Data for this task:
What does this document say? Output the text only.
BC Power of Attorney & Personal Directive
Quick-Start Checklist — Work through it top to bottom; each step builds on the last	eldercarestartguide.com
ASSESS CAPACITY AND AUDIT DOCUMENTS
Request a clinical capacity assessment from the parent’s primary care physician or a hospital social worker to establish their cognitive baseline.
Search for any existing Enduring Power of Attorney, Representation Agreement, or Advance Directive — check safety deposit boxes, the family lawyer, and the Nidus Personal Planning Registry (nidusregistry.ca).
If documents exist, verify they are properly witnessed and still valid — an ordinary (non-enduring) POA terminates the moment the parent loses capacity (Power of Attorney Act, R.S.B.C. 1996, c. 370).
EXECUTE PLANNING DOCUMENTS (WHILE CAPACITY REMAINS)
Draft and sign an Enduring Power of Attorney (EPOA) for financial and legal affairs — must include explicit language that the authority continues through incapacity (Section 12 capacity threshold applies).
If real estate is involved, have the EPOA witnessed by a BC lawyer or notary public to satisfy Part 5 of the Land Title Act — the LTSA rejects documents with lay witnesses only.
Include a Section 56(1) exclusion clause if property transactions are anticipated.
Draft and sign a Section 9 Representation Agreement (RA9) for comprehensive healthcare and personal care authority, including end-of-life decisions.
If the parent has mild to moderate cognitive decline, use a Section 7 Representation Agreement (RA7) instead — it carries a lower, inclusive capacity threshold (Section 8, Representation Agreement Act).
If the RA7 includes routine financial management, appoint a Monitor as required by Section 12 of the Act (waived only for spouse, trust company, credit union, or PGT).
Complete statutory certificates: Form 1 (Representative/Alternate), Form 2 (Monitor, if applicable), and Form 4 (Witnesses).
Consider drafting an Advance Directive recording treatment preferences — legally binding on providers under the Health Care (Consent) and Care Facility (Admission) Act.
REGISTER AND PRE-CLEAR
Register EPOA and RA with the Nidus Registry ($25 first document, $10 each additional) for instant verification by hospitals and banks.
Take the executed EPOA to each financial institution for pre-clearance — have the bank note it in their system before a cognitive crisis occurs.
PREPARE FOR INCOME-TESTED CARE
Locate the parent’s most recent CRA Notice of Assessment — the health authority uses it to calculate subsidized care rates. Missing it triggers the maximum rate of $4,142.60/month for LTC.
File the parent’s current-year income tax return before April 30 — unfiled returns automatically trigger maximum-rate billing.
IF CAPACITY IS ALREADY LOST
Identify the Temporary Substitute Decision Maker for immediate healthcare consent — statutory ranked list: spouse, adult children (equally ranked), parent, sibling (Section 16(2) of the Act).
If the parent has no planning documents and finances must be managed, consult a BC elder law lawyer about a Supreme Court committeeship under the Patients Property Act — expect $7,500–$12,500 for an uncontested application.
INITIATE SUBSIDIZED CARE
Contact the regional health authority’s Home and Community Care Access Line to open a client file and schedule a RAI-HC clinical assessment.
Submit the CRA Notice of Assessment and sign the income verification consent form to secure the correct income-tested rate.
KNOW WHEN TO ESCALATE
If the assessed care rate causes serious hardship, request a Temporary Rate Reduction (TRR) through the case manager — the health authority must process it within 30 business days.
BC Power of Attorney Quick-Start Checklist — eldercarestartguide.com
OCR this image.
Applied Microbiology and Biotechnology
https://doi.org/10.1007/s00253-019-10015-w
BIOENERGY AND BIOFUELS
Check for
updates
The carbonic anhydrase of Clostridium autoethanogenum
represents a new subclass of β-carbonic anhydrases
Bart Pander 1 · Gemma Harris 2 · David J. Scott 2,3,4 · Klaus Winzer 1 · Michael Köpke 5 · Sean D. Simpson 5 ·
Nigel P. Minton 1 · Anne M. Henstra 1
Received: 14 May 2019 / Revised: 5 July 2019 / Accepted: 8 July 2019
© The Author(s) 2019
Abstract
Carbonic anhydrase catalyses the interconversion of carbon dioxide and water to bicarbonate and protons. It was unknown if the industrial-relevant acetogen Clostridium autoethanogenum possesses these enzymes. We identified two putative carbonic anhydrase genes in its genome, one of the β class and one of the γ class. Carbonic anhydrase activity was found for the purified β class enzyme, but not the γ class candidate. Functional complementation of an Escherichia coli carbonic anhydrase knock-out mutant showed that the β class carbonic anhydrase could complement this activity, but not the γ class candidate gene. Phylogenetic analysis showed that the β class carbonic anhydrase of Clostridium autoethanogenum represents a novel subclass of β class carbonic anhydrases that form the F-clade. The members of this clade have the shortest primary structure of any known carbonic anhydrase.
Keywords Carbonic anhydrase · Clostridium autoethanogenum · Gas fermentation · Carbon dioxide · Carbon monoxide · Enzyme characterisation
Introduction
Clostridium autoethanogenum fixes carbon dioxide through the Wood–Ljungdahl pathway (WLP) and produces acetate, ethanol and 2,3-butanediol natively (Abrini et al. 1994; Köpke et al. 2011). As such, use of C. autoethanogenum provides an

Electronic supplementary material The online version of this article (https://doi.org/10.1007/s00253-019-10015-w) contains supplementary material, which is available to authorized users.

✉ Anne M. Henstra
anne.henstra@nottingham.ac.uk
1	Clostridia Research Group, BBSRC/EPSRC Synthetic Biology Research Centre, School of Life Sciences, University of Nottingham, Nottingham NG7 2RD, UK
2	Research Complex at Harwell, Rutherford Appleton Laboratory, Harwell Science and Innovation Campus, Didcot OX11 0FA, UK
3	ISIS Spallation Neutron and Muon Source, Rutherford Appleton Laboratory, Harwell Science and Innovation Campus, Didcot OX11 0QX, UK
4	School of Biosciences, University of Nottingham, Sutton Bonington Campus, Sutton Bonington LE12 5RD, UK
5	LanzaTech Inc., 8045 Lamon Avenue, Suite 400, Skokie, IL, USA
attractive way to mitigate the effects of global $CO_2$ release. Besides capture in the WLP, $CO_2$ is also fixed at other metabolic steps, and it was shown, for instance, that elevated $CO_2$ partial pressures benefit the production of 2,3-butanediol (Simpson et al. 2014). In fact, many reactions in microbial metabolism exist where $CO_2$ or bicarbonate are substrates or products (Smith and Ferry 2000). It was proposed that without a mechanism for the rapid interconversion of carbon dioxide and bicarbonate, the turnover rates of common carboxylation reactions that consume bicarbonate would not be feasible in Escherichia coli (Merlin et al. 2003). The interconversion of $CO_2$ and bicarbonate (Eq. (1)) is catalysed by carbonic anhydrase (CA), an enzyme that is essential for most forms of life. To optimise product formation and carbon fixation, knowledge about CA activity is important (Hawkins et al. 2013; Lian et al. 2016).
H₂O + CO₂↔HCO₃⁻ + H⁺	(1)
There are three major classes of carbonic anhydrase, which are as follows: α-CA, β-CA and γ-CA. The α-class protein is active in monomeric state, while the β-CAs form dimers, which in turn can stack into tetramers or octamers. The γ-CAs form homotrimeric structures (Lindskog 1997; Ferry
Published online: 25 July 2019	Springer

Your objective: When you reply, retype each line exactly as it appears above.

Solution to this exercise:
What does this document say? Output the text only.
BC Power of Attorney & Personal Directive
Quick-Start Checklist — Work through it top to bottom; each step builds on the last	eldercarestartguide.com
ASSESS CAPACITY AND AUDIT DOCUMENTS
Request a clinical capacity assessment from the parent’s primary care physician or a hospital social worker to establish their cognitive baseline.
Search for any existing Enduring Power of Attorney, Representation Agreement, or Advance Directive — check safety deposit boxes, the family lawyer, and the Nidus Personal Planning Registry (nidusregistry.ca).
If documents exist, verify they are properly witnessed and still valid — an ordinary (non-enduring) POA terminates the moment the parent loses capacity (Power of Attorney Act, R.S.B.C. 1996, c. 370).
EXECUTE PLANNING DOCUMENTS (WHILE CAPACITY REMAINS)
Draft and sign an Enduring Power of Attorney (EPOA) for financial and legal affairs — must include explicit language that the authority continues through incapacity (Section 12 capacity threshold applies).
If real estate is involved, have the EPOA witnessed by a BC lawyer or notary public to satisfy Part 5 of the Land Title Act — the LTSA rejects documents with lay witnesses only.
Include a Section 56(1) exclusion clause if property transactions are anticipated.
Draft and sign a Section 9 Representation Agreement (RA9) for comprehensive healthcare and personal care authority, including end-of-life decisions.
If the parent has mild to moderate cognitive decline, use a Section 7 Representation Agreement (RA7) instead — it carries a lower, inclusive capacity threshold (Section 8, Representation Agreement Act).
If the RA7 includes routine financial management, appoint a Monitor as required by Section 12 of the Act (waived only for spouse, trust company, credit union, or PGT).
Complete statutory certificates: Form 1 (Representative/Alternate), Form 2 (Monitor, if applicable), and Form 4 (Witnesses).
Consider drafting an Advance Directive recording treatment preferences — legally binding on providers under the Health Care (Consent) and Care Facility (Admission) Act.
REGISTER AND PRE-CLEAR
Register EPOA and RA with the Nidus Registry ($25 first document, $10 each additional) for instant verification by hospitals and banks.
Take the executed EPOA to each financial institution for pre-clearance — have the bank note it in their system before a cognitive crisis occurs.
PREPARE FOR INCOME-TESTED CARE
Locate the parent’s most recent CRA Notice of Assessment — the health authority uses it to calculate subsidized care rates. Missing it triggers the maximum rate of $4,142.60/month for LTC.
File the parent’s current-year income tax return before April 30 — unfiled returns automatically trigger maximum-rate billing.
IF CAPACITY IS ALREADY LOST
Identify the Temporary Substitute Decision Maker for immediate healthcare consent — statutory ranked list: spouse, adult children (equally ranked), parent, sibling (Section 16(2) of the Act).
If the parent has no planning documents and finances must be managed, consult a BC elder law lawyer about a Supreme Court committeeship under the Patients Property Act — expect $7,500–$12,500 for an uncontested application.
INITIATE SUBSIDIZED CARE
Contact the regional health authority’s Home and Community Care Access Line to open a client file and schedule a RAI-HC clinical assessment.
Submit the CRA Notice of Assessment and sign the income verification consent form to secure the correct income-tested rate.
KNOW WHEN TO ESCALATE
If the assessed care rate causes serious hardship, request a Temporary Rate Reduction (TRR) through the case manager — the health authority must process it within 30 business days.
BC Power of Attorney Quick-Start Checklist — eldercarestartguide.com
OCR this image.
Applied Microbiology and Biotechnology
https://doi.org/10.1007/s00253-019-10015-w
BIOENERGY AND BIOFUELS
Check for
updates
The carbonic anhydrase of Clostridium autoethanogenum
represents a new subclass of β-carbonic anhydrases
Bart Pander 1 · Gemma Harris 2 · David J. Scott 2,3,4 · Klaus Winzer 1 · Michael Köpke 5 · Sean D. Simpson 5 ·
Nigel P. Minton 1 · Anne M. Henstra 1
Received: 14 May 2019 / Revised: 5 July 2019 / Accepted: 8 July 2019
© The Author(s) 2019
Abstract
Carbonic anhydrase catalyses the interconversion of carbon dioxide and water to bicarbonate and protons. It was unknown if the industrial-relevant acetogen Clostridium autoethanogenum possesses these enzymes. We identified two putative carbonic anhydrase genes in its genome, one of the β class and one of the γ class. Carbonic anhydrase activity was found for the purified β class enzyme, but not the γ class candidate. Functional complementation of an Escherichia coli carbonic anhydrase knock-out mutant showed that the β class carbonic anhydrase could complement this activity, but not the γ class candidate gene. Phylogenetic analysis showed that the β class carbonic anhydrase of Clostridium autoethanogenum represents a novel subclass of β class carbonic anhydrases that form the F-clade. The members of this clade have the shortest primary structure of any known carbonic anhydrase.
Keywords Carbonic anhydrase · Clostridium autoethanogenum · Gas fermentation · Carbon dioxide · Carbon monoxide · Enzyme characterisation
Introduction
Clostridium autoethanogenum fixes carbon dioxide through the Wood–Ljungdahl pathway (WLP) and produces acetate, ethanol and 2,3-butanediol natively (Abrini et al. 1994; Köpke et al. 2011). As such, use of C. autoethanogenum provides an

Electronic supplementary material The online version of this article (https://doi.org/10.1007/s00253-019-10015-w) contains supplementary material, which is available to authorized users.

✉ Anne M. Henstra
anne.henstra@nottingham.ac.uk
1	Clostridia Research Group, BBSRC/EPSRC Synthetic Biology Research Centre, School of Life Sciences, University of Nottingham, Nottingham NG7 2RD, UK
2	Research Complex at Harwell, Rutherford Appleton Laboratory, Harwell Science and Innovation Campus, Didcot OX11 0FA, UK
3	ISIS Spallation Neutron and Muon Source, Rutherford Appleton Laboratory, Harwell Science and Innovation Campus, Didcot OX11 0QX, UK
4	School of Biosciences, University of Nottingham, Sutton Bonington Campus, Sutton Bonington LE12 5RD, UK
5	LanzaTech Inc., 8045 Lamon Avenue, Suite 400, Skokie, IL, USA
attractive way to mitigate the effects of global $CO_2$ release. Besides capture in the WLP, $CO_2$ is also fixed at other metabolic steps, and it was shown, for instance, that elevated $CO_2$ partial pressures benefit the production of 2,3-butanediol (Simpson et al. 2014). In fact, many reactions in microbial metabolism exist where $CO_2$ or bicarbonate are substrates or products (Smith and Ferry 2000). It was proposed that without a mechanism for the rapid interconversion of carbon dioxide and bicarbonate, the turnover rates of common carboxylation reactions that consume bicarbonate would not be feasible in Escherichia coli (Merlin et al. 2003). The interconversion of $CO_2$ and bicarbonate (Eq. (1)) is catalysed by carbonic anhydrase (CA), an enzyme that is essential for most forms of life. To optimise product formation and carbon fixation, knowledge about CA activity is important (Hawkins et al. 2013; Lian et al. 2016).
H₂O + CO₂↔HCO₃⁻ + H⁺	(1)
There are three major classes of carbonic anhydrase, which are as follows: α-CA, β-CA and γ-CA. The α-class protein is active in monomeric state, while the β-CAs form dimers, which in turn can stack into tetramers or octamers. The γ-CAs form homotrimeric structures (Lindskog 1997; Ferry
Published online: 25 July 2019	Springer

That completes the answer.